--- Passage provided ---
Review: In devastating new Broadway 'Death of a Salesman,' decades of work show in Nathan Lane's face
Published in Entertainment News
NEW YORK — Arthur Miller’s “Death of a Salesman,” now back on Broadway in a haunting new production at the Winter Garden starring Nathan Lane and Laurie Metcalf, is one of the saddest American plays ever written. Its most melancholy scene of all involves Willy Loman, a traveling salesman who has given his unnamed company the best years of his now weary life, walking into the head office only to be humiliated by the callow young man who now runs his company and could not give a damn for him.
Miller wrote the play long before the rise of artificial intelligence sent shivers through the American workforce.
But in the scene where Willy asks for a job in town, not schlepping every week to New England, all the fears of the older worker are manifest. There is the new technology Willy doesn’t understand, the disloyalty of his mercenary company that makes him feel betrayed, the humbling that leads him to lash out, making everything so much worse. If there’s an American workplace nightmare, it’s in this scene. Written in 1949!
And as played by Nathan Lane and John Drea in Joe Mantello’s exquisitely directed Broadway revival, which has several Steppenwolf Theatre influences, it will sock you in the gut.
Sure did me. And I’ve seen this play countless times. Then again, when you get close to Willy’s age, you also start to see this play differently. Very, very differently.
“Death of a Salesman” is familiar Broadway territory, but the play allows for many different entry points and Willy has not always seemed so sympathetic as Lane makes him here.
Philip Seymour Hoffman played him on Broadway as a near-psychotic, his philandering very much to blame for the fall of his elder son, Biff. Brian Dennehy embodied him at the Goodman Theatre as a kind of fallen giant, a weary, Woyzeck-like figure worn down on the turntable of life. One watched him with fear in director Robert Falls’ production.

--- Task description ---
Answer these questions about the theater review:
1. At which Broadway theater is the new production playing?
2. In what year was the play written?
3. At which theater did Brian Dennehy play Willy Loman?

--- Source material ---

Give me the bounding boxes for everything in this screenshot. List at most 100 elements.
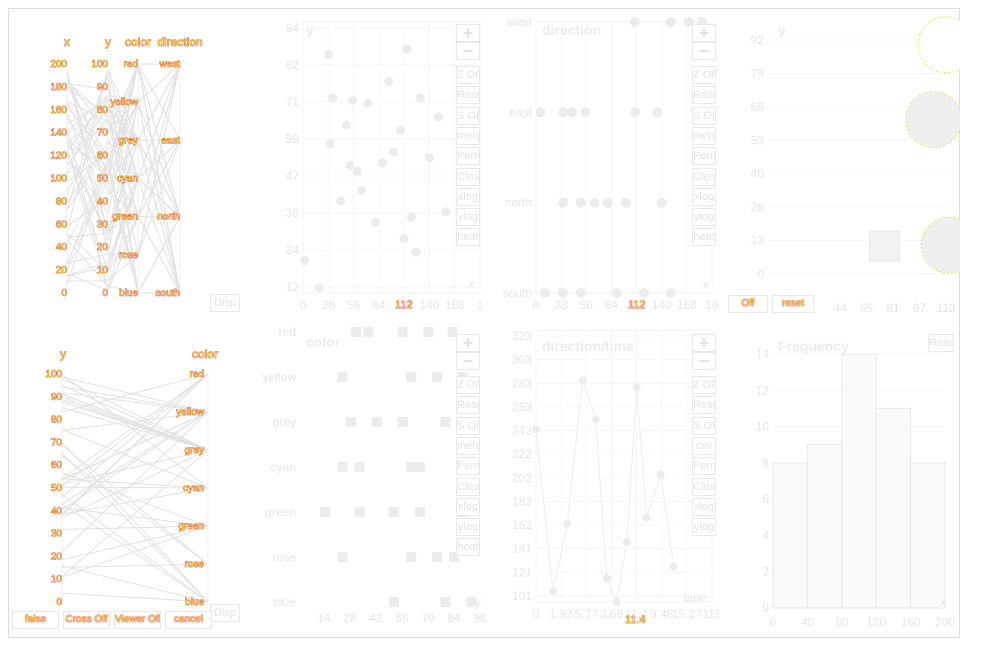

--- Expected answer ---
1. The Winter Garden
2. 1949
3. The Goodman Theatre